(Direction)
Pictures appear in the records below; write out everything else exactly.

(Data in this exercise)
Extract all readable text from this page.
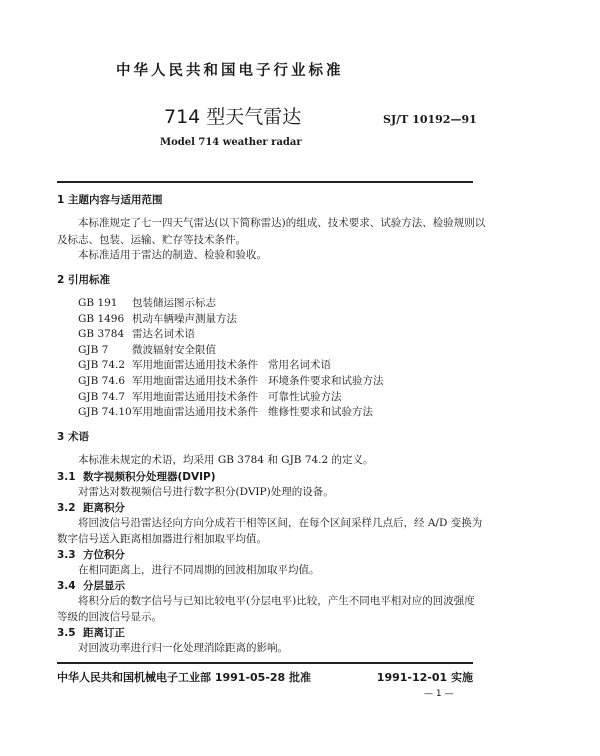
中华人民共和国电子行业标准
714 型天气雷达	SJ/T 10192—91
Model 714 weather radar
1 主题内容与适用范围
本标准规定了七一四天气雷达(以下简称雷达)的组成、技术要求、试验方法、检验规则以
及标志、包装、运输、贮存等技术条件。
本标准适用于雷达的制造、检验和验收。
2 引用标准
GB 191 包装储运图示标志
GB 1496 机动车辆噪声测量方法
GB 3784 雷达名词术语
GJB 7 微波辐射安全限值
GJB 74.2 军用地面雷达通用技术条件 常用名词术语
GJB 74.6 军用地面雷达通用技术条件 环境条件要求和试验方法
GJB 74.7 军用地面雷达通用技术条件 可靠性试验方法
GJB 74.10军用地面雷达通用技术条件 维修性要求和试验方法
3 术语
本标准未规定的术语，均采用 GB 3784 和 GJB 74.2 的定义。
3.1 数字视频积分处理器(DVIP)
对雷达对数视频信号进行数字积分(DVIP)处理的设备。
3.2 距离积分
将回波信号沿雷达径向方向分成若干相等区间，在每个区间采样几点后，经 A/D 变换为
数字信号送入距离相加器进行相加取平均值。
3.3 方位积分
在相同距离上，进行不同周期的回波相加取平均值。
3.4 分层显示
将积分后的数字信号与已知比较电平(分层电平)比较，产生不同电平相对应的回波强度
等级的回波信号显示。
3.5 距离订正
对回波功率进行归一化处理消除距离的影响。
中华人民共和国机械电子工业部 1991-05-28 批准	1991-12-01 实施
— 1 —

(Exercise response)
Extract all readable text from this page.
中华人民共和国电子行业标准
714 型天气雷达	SJ/T 10192—91
Model 714 weather radar
1 主题内容与适用范围
本标准规定了七一四天气雷达(以下简称雷达)的组成、技术要求、试验方法、检验规则以
及标志、包装、运输、贮存等技术条件。
本标准适用于雷达的制造、检验和验收。
2 引用标准
GB 191 包装储运图示标志
GB 1496 机动车辆噪声测量方法
GB 3784 雷达名词术语
GJB 7 微波辐射安全限值
GJB 74.2 军用地面雷达通用技术条件 常用名词术语
GJB 74.6 军用地面雷达通用技术条件 环境条件要求和试验方法
GJB 74.7 军用地面雷达通用技术条件 可靠性试验方法
GJB 74.10军用地面雷达通用技术条件 维修性要求和试验方法
3 术语
本标准未规定的术语，均采用 GB 3784 和 GJB 74.2 的定义。
3.1 数字视频积分处理器(DVIP)
对雷达对数视频信号进行数字积分(DVIP)处理的设备。
3.2 距离积分
将回波信号沿雷达径向方向分成若干相等区间，在每个区间采样几点后，经 A/D 变换为
数字信号送入距离相加器进行相加取平均值。
3.3 方位积分
在相同距离上，进行不同周期的回波相加取平均值。
3.4 分层显示
将积分后的数字信号与已知比较电平(分层电平)比较，产生不同电平相对应的回波强度
等级的回波信号显示。
3.5 距离订正
对回波功率进行归一化处理消除距离的影响。
中华人民共和国机械电子工业部 1991-05-28 批准	1991-12-01 实施
— 1 —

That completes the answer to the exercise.